* **Your objective**:
Below is a block of records: output all of them exactly and leave out the pictures.

* start Available data *

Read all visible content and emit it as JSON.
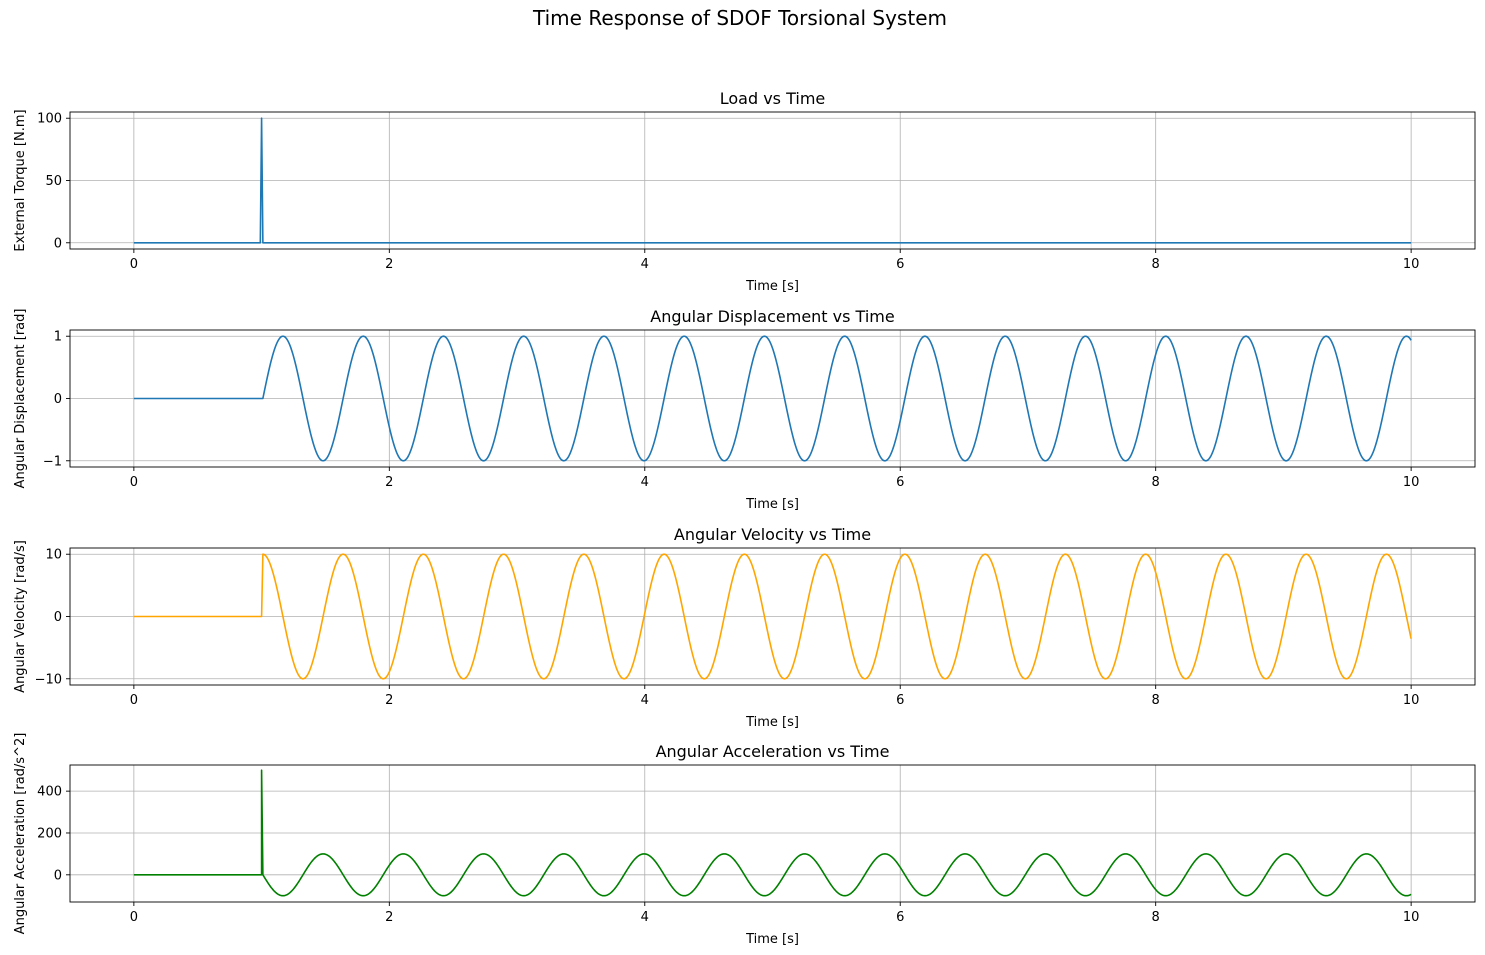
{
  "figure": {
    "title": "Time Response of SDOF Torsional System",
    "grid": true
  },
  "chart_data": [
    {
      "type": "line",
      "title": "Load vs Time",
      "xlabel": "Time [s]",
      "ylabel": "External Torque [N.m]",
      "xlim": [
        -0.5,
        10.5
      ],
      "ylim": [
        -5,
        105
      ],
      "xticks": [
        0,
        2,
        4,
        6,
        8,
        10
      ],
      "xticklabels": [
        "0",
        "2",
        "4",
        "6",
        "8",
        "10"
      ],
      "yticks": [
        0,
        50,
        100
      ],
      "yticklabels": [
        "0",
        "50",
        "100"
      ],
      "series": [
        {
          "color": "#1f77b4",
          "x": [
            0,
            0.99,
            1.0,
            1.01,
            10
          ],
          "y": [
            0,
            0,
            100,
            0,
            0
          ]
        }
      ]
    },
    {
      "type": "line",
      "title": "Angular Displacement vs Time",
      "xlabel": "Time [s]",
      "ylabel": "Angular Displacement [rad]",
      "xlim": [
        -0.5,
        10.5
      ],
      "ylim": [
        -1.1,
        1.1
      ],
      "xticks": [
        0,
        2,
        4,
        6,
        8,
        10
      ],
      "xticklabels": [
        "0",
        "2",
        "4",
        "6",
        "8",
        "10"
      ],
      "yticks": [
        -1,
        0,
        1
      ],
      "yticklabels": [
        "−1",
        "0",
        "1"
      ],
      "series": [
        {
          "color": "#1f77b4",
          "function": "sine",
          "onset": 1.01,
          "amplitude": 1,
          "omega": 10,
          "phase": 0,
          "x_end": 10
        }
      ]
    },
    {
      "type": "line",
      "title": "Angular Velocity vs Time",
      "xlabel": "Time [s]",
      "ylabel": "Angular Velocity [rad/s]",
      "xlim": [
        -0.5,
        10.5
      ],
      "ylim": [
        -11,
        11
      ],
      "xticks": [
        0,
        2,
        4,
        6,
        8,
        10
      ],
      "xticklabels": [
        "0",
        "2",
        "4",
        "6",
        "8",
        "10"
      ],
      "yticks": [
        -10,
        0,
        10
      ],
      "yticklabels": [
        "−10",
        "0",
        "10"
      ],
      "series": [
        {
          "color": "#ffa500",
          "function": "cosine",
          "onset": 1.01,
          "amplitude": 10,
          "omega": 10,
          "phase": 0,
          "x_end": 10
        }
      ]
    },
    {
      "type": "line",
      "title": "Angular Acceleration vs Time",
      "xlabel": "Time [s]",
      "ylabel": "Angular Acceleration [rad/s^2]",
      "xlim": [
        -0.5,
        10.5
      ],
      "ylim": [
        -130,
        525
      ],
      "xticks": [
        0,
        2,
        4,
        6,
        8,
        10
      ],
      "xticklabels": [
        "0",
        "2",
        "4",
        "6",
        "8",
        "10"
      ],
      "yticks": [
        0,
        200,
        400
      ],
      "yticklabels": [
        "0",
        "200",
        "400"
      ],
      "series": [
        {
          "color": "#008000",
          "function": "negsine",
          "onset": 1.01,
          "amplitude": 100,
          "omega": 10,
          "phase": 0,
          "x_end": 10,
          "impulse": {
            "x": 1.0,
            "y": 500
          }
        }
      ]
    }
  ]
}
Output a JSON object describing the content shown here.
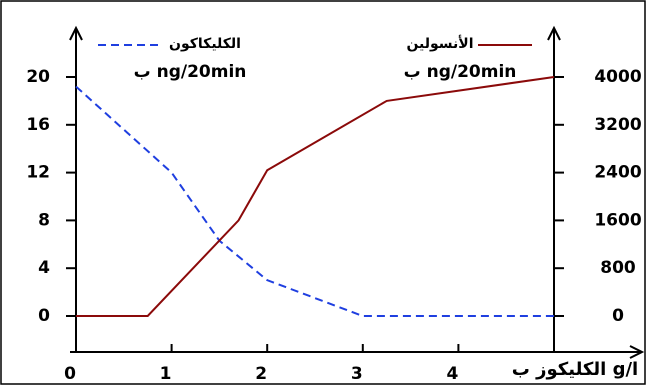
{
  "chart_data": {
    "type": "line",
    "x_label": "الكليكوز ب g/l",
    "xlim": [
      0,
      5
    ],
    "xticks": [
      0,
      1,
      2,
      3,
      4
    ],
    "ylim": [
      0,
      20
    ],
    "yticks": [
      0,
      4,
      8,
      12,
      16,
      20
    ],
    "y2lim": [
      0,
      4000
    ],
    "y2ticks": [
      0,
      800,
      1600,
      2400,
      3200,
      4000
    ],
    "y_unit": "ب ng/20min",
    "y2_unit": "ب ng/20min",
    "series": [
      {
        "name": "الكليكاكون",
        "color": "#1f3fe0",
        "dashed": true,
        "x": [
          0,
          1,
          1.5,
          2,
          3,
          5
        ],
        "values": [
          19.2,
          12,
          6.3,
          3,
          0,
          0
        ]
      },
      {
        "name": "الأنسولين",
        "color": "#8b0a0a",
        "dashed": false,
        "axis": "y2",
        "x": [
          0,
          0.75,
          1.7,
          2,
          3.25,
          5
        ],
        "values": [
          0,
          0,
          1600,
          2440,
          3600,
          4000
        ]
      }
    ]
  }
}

* end Available data *

* **Response to this exercise**:
Read all visible content and emit it as JSON.
{
  "figure": {
    "title": "Time Response of SDOF Torsional System",
    "grid": true
  },
  "chart_data": [
    {
      "type": "line",
      "title": "Load vs Time",
      "xlabel": "Time [s]",
      "ylabel": "External Torque [N.m]",
      "xlim": [
        -0.5,
        10.5
      ],
      "ylim": [
        -5,
        105
      ],
      "xticks": [
        0,
        2,
        4,
        6,
        8,
        10
      ],
      "xticklabels": [
        "0",
        "2",
        "4",
        "6",
        "8",
        "10"
      ],
      "yticks": [
        0,
        50,
        100
      ],
      "yticklabels": [
        "0",
        "50",
        "100"
      ],
      "series": [
        {
          "color": "#1f77b4",
          "x": [
            0,
            0.99,
            1.0,
            1.01,
            10
          ],
          "y": [
            0,
            0,
            100,
            0,
            0
          ]
        }
      ]
    },
    {
      "type": "line",
      "title": "Angular Displacement vs Time",
      "xlabel": "Time [s]",
      "ylabel": "Angular Displacement [rad]",
      "xlim": [
        -0.5,
        10.5
      ],
      "ylim": [
        -1.1,
        1.1
      ],
      "xticks": [
        0,
        2,
        4,
        6,
        8,
        10
      ],
      "xticklabels": [
        "0",
        "2",
        "4",
        "6",
        "8",
        "10"
      ],
      "yticks": [
        -1,
        0,
        1
      ],
      "yticklabels": [
        "−1",
        "0",
        "1"
      ],
      "series": [
        {
          "color": "#1f77b4",
          "function": "sine",
          "onset": 1.01,
          "amplitude": 1,
          "omega": 10,
          "phase": 0,
          "x_end": 10
        }
      ]
    },
    {
      "type": "line",
      "title": "Angular Velocity vs Time",
      "xlabel": "Time [s]",
      "ylabel": "Angular Velocity [rad/s]",
      "xlim": [
        -0.5,
        10.5
      ],
      "ylim": [
        -11,
        11
      ],
      "xticks": [
        0,
        2,
        4,
        6,
        8,
        10
      ],
      "xticklabels": [
        "0",
        "2",
        "4",
        "6",
        "8",
        "10"
      ],
      "yticks": [
        -10,
        0,
        10
      ],
      "yticklabels": [
        "−10",
        "0",
        "10"
      ],
      "series": [
        {
          "color": "#ffa500",
          "function": "cosine",
          "onset": 1.01,
          "amplitude": 10,
          "omega": 10,
          "phase": 0,
          "x_end": 10
        }
      ]
    },
    {
      "type": "line",
      "title": "Angular Acceleration vs Time",
      "xlabel": "Time [s]",
      "ylabel": "Angular Acceleration [rad/s^2]",
      "xlim": [
        -0.5,
        10.5
      ],
      "ylim": [
        -130,
        525
      ],
      "xticks": [
        0,
        2,
        4,
        6,
        8,
        10
      ],
      "xticklabels": [
        "0",
        "2",
        "4",
        "6",
        "8",
        "10"
      ],
      "yticks": [
        0,
        200,
        400
      ],
      "yticklabels": [
        "0",
        "200",
        "400"
      ],
      "series": [
        {
          "color": "#008000",
          "function": "negsine",
          "onset": 1.01,
          "amplitude": 100,
          "omega": 10,
          "phase": 0,
          "x_end": 10,
          "impulse": {
            "x": 1.0,
            "y": 500
          }
        }
      ]
    }
  ]
}
Output a JSON object describing the content shown here.
{
  "chart_data": {
    "type": "line",
    "x_label": "الكليكوز ب g/l",
    "xlim": [
      0,
      5
    ],
    "xticks": [
      0,
      1,
      2,
      3,
      4
    ],
    "ylim": [
      0,
      20
    ],
    "yticks": [
      0,
      4,
      8,
      12,
      16,
      20
    ],
    "y2lim": [
      0,
      4000
    ],
    "y2ticks": [
      0,
      800,
      1600,
      2400,
      3200,
      4000
    ],
    "y_unit": "ب ng/20min",
    "y2_unit": "ب ng/20min",
    "series": [
      {
        "name": "الكليكاكون",
        "color": "#1f3fe0",
        "dashed": true,
        "x": [
          0,
          1,
          1.5,
          2,
          3,
          5
        ],
        "values": [
          19.2,
          12,
          6.3,
          3,
          0,
          0
        ]
      },
      {
        "name": "الأنسولين",
        "color": "#8b0a0a",
        "dashed": false,
        "axis": "y2",
        "x": [
          0,
          0.75,
          1.7,
          2,
          3.25,
          5
        ],
        "values": [
          0,
          0,
          1600,
          2440,
          3600,
          4000
        ]
      }
    ]
  }
}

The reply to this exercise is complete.